Figure record extracts:
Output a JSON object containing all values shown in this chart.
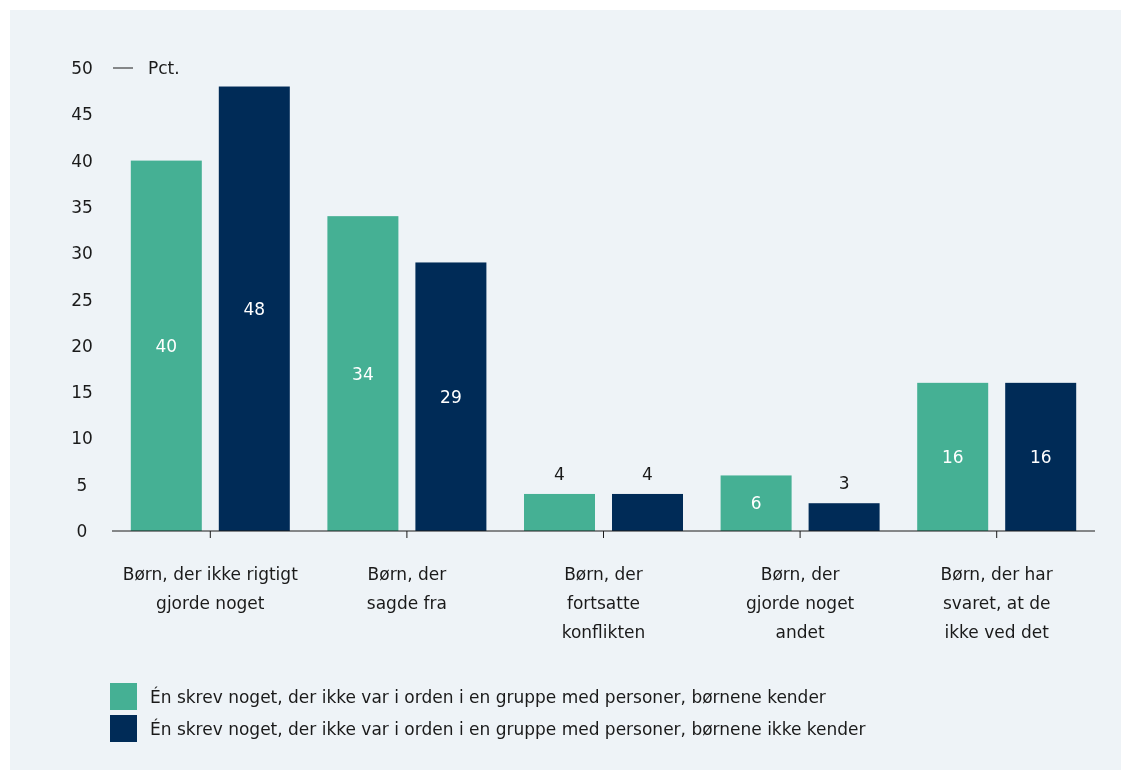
{
  "chart_data": {
    "type": "bar",
    "ylabel": "Pct.",
    "categories": [
      "Børn, der ikke rigtigt gjorde noget",
      "Børn, der sagde fra",
      "Børn, der fortsatte konflikten",
      "Børn, der gjorde noget andet",
      "Børn, der har svaret, at de ikke ved det"
    ],
    "series": [
      {
        "name": "Én skrev noget, der ikke var i orden i en gruppe med personer, børnene kender",
        "color": "#45b094",
        "values": [
          40,
          34,
          4,
          6,
          16
        ]
      },
      {
        "name": "Én skrev noget, der ikke var i orden i en gruppe med personer, børnene ikke kender",
        "color": "#002b57",
        "values": [
          48,
          29,
          4,
          3,
          16
        ]
      }
    ],
    "ylim": [
      0,
      50
    ],
    "yticks": [
      0,
      5,
      10,
      15,
      20,
      25,
      30,
      35,
      40,
      45,
      50
    ],
    "data_labels": true,
    "legend": "bottom",
    "grid": false
  }
}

REQUEST:
Leaving aside the images, write out the entries above word for word.

WRITTEN REPLY:
Output a JSON object containing all values shown in this chart.
{
  "chart_data": {
    "type": "bar",
    "ylabel": "Pct.",
    "categories": [
      "Børn, der ikke rigtigt gjorde noget",
      "Børn, der sagde fra",
      "Børn, der fortsatte konflikten",
      "Børn, der gjorde noget andet",
      "Børn, der har svaret, at de ikke ved det"
    ],
    "series": [
      {
        "name": "Én skrev noget, der ikke var i orden i en gruppe med personer, børnene kender",
        "color": "#45b094",
        "values": [
          40,
          34,
          4,
          6,
          16
        ]
      },
      {
        "name": "Én skrev noget, der ikke var i orden i en gruppe med personer, børnene ikke kender",
        "color": "#002b57",
        "values": [
          48,
          29,
          4,
          3,
          16
        ]
      }
    ],
    "ylim": [
      0,
      50
    ],
    "yticks": [
      0,
      5,
      10,
      15,
      20,
      25,
      30,
      35,
      40,
      45,
      50
    ],
    "data_labels": true,
    "legend": "bottom",
    "grid": false
  }
}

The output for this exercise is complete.